§ **PROBLEM STATEMENT**
Go through the material below and copy all lines with "Fall".

─── INFORMATION PROVIDED

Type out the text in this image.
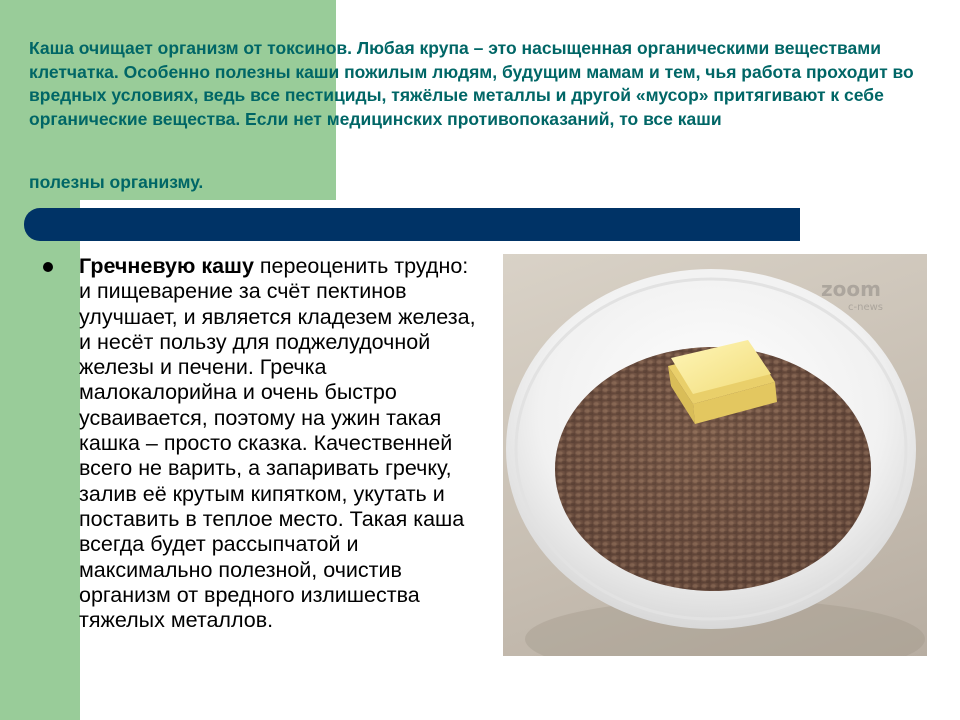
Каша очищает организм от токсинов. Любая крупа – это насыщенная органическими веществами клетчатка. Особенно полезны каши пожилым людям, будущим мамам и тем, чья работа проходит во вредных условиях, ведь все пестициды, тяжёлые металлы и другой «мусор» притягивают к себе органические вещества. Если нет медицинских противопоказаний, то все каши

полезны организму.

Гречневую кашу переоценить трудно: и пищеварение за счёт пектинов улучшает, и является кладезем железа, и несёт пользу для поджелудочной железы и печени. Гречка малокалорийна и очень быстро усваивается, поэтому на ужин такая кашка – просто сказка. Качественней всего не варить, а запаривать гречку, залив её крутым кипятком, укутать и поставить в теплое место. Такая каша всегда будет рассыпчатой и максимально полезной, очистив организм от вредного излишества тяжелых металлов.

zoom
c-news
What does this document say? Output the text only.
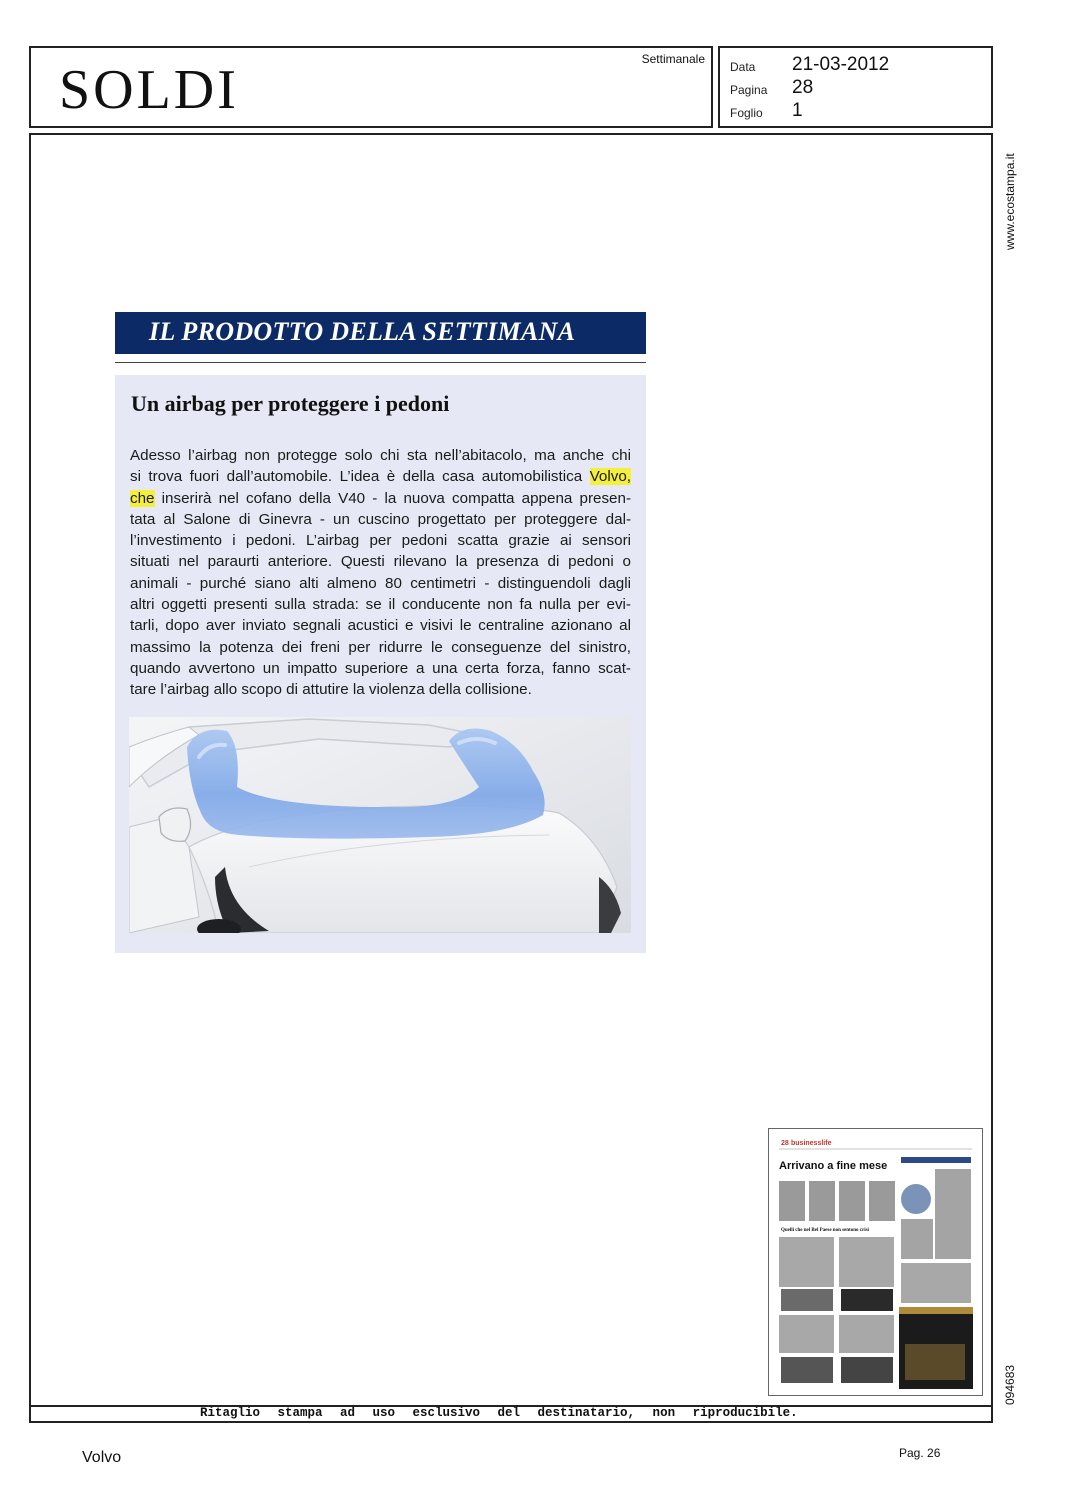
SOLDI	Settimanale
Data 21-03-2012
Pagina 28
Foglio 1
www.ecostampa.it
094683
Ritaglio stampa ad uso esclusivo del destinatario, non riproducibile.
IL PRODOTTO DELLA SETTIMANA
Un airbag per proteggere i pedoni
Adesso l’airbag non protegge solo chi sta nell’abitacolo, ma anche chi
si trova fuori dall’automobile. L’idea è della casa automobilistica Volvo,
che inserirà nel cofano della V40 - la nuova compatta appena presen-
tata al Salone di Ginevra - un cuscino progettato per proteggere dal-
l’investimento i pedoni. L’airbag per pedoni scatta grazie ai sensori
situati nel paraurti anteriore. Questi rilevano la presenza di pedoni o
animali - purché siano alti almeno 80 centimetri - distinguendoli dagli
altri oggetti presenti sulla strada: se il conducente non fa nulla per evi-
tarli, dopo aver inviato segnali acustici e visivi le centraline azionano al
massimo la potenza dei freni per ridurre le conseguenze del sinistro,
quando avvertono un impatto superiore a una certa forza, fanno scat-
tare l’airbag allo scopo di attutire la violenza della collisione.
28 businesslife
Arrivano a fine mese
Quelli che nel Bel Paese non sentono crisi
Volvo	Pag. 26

──────
─── INFORMATION PROVIDED

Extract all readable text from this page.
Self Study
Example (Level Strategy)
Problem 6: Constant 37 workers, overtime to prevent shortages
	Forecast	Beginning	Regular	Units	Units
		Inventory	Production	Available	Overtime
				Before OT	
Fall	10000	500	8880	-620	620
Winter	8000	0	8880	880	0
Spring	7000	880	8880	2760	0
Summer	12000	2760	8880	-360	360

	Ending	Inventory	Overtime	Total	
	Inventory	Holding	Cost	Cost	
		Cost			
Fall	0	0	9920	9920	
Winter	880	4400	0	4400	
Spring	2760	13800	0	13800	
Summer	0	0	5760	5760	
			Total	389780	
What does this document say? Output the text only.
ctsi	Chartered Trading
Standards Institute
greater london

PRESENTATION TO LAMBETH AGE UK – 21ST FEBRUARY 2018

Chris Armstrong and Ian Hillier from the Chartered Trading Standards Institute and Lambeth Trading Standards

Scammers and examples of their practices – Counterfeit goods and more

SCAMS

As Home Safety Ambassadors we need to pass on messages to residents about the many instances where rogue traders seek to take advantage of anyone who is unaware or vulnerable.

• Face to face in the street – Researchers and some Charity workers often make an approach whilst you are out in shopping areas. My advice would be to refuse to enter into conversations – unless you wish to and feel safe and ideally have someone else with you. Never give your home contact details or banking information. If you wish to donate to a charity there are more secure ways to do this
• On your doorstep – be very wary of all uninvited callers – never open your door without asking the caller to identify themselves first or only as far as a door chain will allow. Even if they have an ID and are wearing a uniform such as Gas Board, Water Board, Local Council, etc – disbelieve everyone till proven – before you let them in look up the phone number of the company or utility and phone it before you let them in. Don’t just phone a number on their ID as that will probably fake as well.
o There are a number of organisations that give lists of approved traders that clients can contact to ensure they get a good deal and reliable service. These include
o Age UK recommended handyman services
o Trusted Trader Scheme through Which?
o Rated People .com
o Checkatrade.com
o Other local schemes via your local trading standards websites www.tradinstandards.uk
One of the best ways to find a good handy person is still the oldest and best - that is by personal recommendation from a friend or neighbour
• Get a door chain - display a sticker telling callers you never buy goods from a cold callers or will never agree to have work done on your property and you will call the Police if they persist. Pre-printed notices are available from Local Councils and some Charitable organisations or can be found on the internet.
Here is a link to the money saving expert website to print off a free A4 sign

──────

§ **IN RESPONSE**
Fall	10000	500	8880	-620	620
Fall	0	0	9920	9920	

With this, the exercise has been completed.